◆ Work to complete:
1. Answer these from the article on Oregon's job vacancies:
(a) What was Oregon's unemployment rate in June?
(b) How many job openings did Oregon's private employers have at any given time during spring 2021?
(c) What share of layoffs at the beginning of the pandemic recession were temporary?
2. Write the next part of the article on Oregon's job vacancies, starting after its final sentence.

◆ Document passage:
##########
Oregon’s unusually high job vacancies


By Oregon Employment Department,

This week we’ve shared the latest unemployment and labor force numbers from June, and job vacancy totals during spring 2021 in Oregon. Oregon’s unemployment rate dropped to 5.6% in June. At any given time during spring 2021, Oregon’s private employers had 98,000 job openings. This makes for a good opportunity to check in on the Beveridge Curve.

The Beveridge Curve shows the relationship between the job openings rate (vacancies/labor force) and the unemployment rate. Note the labor force includes all those ages 16+ who are either employed, or out of work but are available and able to take a job if offered to them, and have actively sought work in the past four weeks.

At first glance the Beveridge Curve is just a messy squiggle. That squiggly line does generally tend to move in predictable ways though. If it moves out to the right, but stays high, this could mean those who are unemployed are not finding jobs as well, when there seem to be plenty of vacancies. This is where we were in spring 2020.

When the curve moves up and to the left over time, that means the unemployment rate is low, and there’s strong hiring demand relative to the size of the labor force. This appears to be the situation we’re in now. Hiring demand is strong, like it was at its last peak in summer 2017. Now, both Oregon and the nation have recently hit the highest level of job openings on record, while the unemployment rate is relatively low. The U.S. Beveridge Curve looks much like Oregon’s.

What does that mean?
In spring 2020, about 9 out of 10 layoffs at the beginning of the pandemic recession were temporary. Those workers probably expected to get called back to work by their employer once businesses could resume operations, and weren’t likely seeking another job.At the same time, higher-wage earners were more likely to keep their jobs in the downturn, and most households received direct federal fiscal stimulus. That translated to people continuing to buy stuff, and a different mix of stuff (e.g., home goods rather than vacations). That helped keep up the hiring demand to make and/or deliver that stuff, even with higher unemployment.
##########
◆ Record extracts:
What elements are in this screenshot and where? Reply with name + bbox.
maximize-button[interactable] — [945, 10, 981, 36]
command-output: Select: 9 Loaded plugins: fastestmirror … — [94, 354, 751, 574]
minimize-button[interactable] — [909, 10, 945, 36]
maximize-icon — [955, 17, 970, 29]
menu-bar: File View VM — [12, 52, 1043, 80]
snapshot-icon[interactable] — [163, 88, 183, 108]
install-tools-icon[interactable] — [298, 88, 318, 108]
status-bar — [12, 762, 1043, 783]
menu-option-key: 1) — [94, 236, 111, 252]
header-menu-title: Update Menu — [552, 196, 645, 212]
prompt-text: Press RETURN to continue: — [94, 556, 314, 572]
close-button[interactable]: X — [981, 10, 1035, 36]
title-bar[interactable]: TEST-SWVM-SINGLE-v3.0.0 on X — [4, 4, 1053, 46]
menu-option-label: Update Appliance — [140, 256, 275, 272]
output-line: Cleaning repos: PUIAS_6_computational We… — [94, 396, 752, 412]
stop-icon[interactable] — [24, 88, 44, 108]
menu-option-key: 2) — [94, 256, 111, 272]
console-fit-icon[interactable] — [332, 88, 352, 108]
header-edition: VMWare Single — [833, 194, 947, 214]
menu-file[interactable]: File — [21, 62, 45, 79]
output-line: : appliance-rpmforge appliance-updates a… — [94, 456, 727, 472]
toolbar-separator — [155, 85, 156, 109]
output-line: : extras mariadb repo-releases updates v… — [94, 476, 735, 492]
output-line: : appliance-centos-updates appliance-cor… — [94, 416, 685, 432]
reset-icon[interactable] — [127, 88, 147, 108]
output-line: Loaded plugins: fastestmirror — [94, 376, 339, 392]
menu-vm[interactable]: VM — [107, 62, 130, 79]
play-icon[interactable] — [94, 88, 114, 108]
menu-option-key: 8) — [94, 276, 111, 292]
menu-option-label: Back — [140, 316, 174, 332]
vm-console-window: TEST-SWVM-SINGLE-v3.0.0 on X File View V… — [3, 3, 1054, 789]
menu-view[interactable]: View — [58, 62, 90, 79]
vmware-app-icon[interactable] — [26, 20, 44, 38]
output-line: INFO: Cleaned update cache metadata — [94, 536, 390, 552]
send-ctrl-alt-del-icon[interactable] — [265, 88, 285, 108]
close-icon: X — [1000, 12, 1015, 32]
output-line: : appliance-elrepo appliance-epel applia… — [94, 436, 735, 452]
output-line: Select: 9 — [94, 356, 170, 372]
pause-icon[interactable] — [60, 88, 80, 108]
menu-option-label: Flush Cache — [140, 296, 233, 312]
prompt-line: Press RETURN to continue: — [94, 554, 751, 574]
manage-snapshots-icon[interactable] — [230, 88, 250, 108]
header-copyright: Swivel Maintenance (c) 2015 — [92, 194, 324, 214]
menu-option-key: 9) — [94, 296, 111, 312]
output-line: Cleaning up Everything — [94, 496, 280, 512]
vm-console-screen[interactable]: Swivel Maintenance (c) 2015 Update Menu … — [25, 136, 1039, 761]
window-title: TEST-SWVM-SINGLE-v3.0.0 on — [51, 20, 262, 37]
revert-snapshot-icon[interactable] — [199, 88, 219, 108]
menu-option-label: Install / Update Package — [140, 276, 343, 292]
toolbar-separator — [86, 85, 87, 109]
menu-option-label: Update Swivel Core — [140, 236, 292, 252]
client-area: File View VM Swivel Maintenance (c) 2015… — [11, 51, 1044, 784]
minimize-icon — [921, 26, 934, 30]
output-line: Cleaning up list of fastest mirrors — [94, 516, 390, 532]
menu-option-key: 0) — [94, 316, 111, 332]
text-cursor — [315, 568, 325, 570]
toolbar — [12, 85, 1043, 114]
##########
◆ Answers:
1.
(a) 5.6%
(b) 98,000
(c) About 9 out of 10

2.
Now, the Beveridge Curve and the economic picture look quite different. Oregon’s unemployment rate has recovered about five times faster during this recovery than it did following the onset of the Great Recession. We closed many otherwise thriving businesses for public health and safety, to prevent the spread of COVID-19. The first wave of re-opening shows in the dramatic shift of the Beveridge Curve to the left, during what was likely a surge of recalls during the summer and fall of 2020. Unemployment declined significantly, while job vacancies didn’t surge relative to the labor force.

After a pause in both aspects of the Beveridge Curve over the winter — and an economic “freeze” period — unemployment has continued to decline in 2021. Meanwhile, the number of job vacancies skyrocketed.

What is driving our current, really high point on the curve?
As with everything else this year, there are likely many factors at play — at the same time — and it’s hard to tell just how much to attribute to each one. Here’s a (not necessarily exhaustive) list of possibilities:

  • There are still some people sitting out the labor force due to COVID-19 concerns. While this has eased from 45,000 in the winter of 2021 down to 32,500 in the spring, that’s still a sizeable number of people not included in the labor force. This could include parents in a bind until in-person school starts up this fall, the immunocompromised, among others. It also shifts the Beveridge Curve a little further to the left than it would otherwise be.
  • There’s a lot of pent-up demand to get out, and a lot of pent up savings and/or federal stimulus that went to households throughout 2020 and in spring 2021. More demand for goods, services, and travel means employers need to hire more, pushing up job openings.
  • Nationally, we know that the quits rate has recently been at the highest point we’ve ever seen. If someone quits their job, it creates a job opening to replace them.
  • Retirements are likely on the upswing again. As with a quit, when someone retires, it creates a replacement opening…and also means one less person in the labor force looking for work.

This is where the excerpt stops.